_Work to complete_
Reproduce the records that follow in full, excluding any picture they contain.

# # # # #

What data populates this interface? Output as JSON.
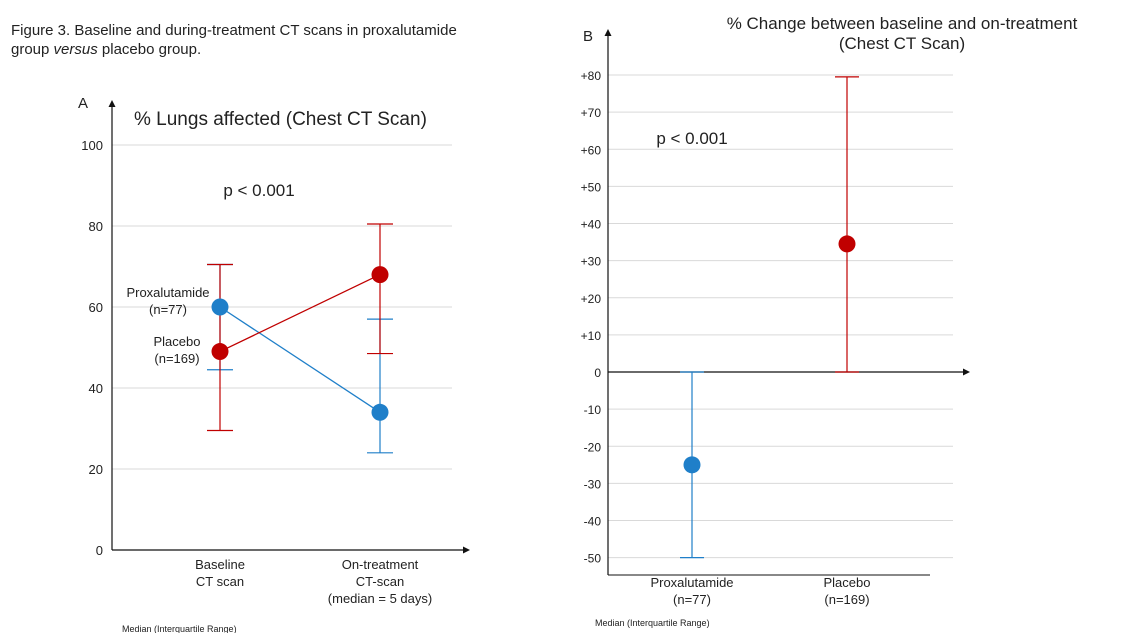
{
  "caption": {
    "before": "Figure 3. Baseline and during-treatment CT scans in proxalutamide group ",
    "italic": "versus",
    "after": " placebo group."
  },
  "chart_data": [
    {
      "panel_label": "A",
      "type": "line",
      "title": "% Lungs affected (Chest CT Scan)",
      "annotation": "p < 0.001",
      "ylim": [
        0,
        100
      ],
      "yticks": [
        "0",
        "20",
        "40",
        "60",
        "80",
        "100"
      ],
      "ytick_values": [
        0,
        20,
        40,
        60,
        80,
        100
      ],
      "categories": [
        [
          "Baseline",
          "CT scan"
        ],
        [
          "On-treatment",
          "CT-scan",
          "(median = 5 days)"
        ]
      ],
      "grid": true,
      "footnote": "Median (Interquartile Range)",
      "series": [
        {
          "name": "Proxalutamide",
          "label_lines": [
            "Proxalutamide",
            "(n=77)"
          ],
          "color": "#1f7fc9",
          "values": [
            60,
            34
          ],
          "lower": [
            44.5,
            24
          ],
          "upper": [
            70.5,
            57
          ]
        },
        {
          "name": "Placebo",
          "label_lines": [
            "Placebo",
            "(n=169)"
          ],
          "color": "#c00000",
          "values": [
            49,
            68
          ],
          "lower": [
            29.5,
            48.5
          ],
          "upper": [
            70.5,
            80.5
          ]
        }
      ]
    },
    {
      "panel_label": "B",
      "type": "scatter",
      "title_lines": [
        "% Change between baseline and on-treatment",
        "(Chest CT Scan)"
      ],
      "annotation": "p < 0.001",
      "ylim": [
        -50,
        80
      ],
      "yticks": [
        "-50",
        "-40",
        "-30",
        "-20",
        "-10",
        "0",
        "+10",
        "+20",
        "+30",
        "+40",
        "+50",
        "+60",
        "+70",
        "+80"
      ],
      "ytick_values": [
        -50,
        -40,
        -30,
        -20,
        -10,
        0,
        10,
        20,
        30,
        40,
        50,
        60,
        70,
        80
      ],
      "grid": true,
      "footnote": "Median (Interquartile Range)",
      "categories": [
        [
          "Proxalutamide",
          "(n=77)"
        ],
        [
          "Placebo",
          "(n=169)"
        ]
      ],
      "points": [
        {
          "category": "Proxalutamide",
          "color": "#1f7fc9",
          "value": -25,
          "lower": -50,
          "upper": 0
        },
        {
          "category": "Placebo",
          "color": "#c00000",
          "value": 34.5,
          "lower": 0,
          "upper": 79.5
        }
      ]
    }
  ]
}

# # # # #

_Completed task_
What data populates this interface? Output as JSON.
{
  "caption": {
    "before": "Figure 3. Baseline and during-treatment CT scans in proxalutamide group ",
    "italic": "versus",
    "after": " placebo group."
  },
  "chart_data": [
    {
      "panel_label": "A",
      "type": "line",
      "title": "% Lungs affected (Chest CT Scan)",
      "annotation": "p < 0.001",
      "ylim": [
        0,
        100
      ],
      "yticks": [
        "0",
        "20",
        "40",
        "60",
        "80",
        "100"
      ],
      "ytick_values": [
        0,
        20,
        40,
        60,
        80,
        100
      ],
      "categories": [
        [
          "Baseline",
          "CT scan"
        ],
        [
          "On-treatment",
          "CT-scan",
          "(median = 5 days)"
        ]
      ],
      "grid": true,
      "footnote": "Median (Interquartile Range)",
      "series": [
        {
          "name": "Proxalutamide",
          "label_lines": [
            "Proxalutamide",
            "(n=77)"
          ],
          "color": "#1f7fc9",
          "values": [
            60,
            34
          ],
          "lower": [
            44.5,
            24
          ],
          "upper": [
            70.5,
            57
          ]
        },
        {
          "name": "Placebo",
          "label_lines": [
            "Placebo",
            "(n=169)"
          ],
          "color": "#c00000",
          "values": [
            49,
            68
          ],
          "lower": [
            29.5,
            48.5
          ],
          "upper": [
            70.5,
            80.5
          ]
        }
      ]
    },
    {
      "panel_label": "B",
      "type": "scatter",
      "title_lines": [
        "% Change between baseline and on-treatment",
        "(Chest CT Scan)"
      ],
      "annotation": "p < 0.001",
      "ylim": [
        -50,
        80
      ],
      "yticks": [
        "-50",
        "-40",
        "-30",
        "-20",
        "-10",
        "0",
        "+10",
        "+20",
        "+30",
        "+40",
        "+50",
        "+60",
        "+70",
        "+80"
      ],
      "ytick_values": [
        -50,
        -40,
        -30,
        -20,
        -10,
        0,
        10,
        20,
        30,
        40,
        50,
        60,
        70,
        80
      ],
      "grid": true,
      "footnote": "Median (Interquartile Range)",
      "categories": [
        [
          "Proxalutamide",
          "(n=77)"
        ],
        [
          "Placebo",
          "(n=169)"
        ]
      ],
      "points": [
        {
          "category": "Proxalutamide",
          "color": "#1f7fc9",
          "value": -25,
          "lower": -50,
          "upper": 0
        },
        {
          "category": "Placebo",
          "color": "#c00000",
          "value": 34.5,
          "lower": 0,
          "upper": 79.5
        }
      ]
    }
  ]
}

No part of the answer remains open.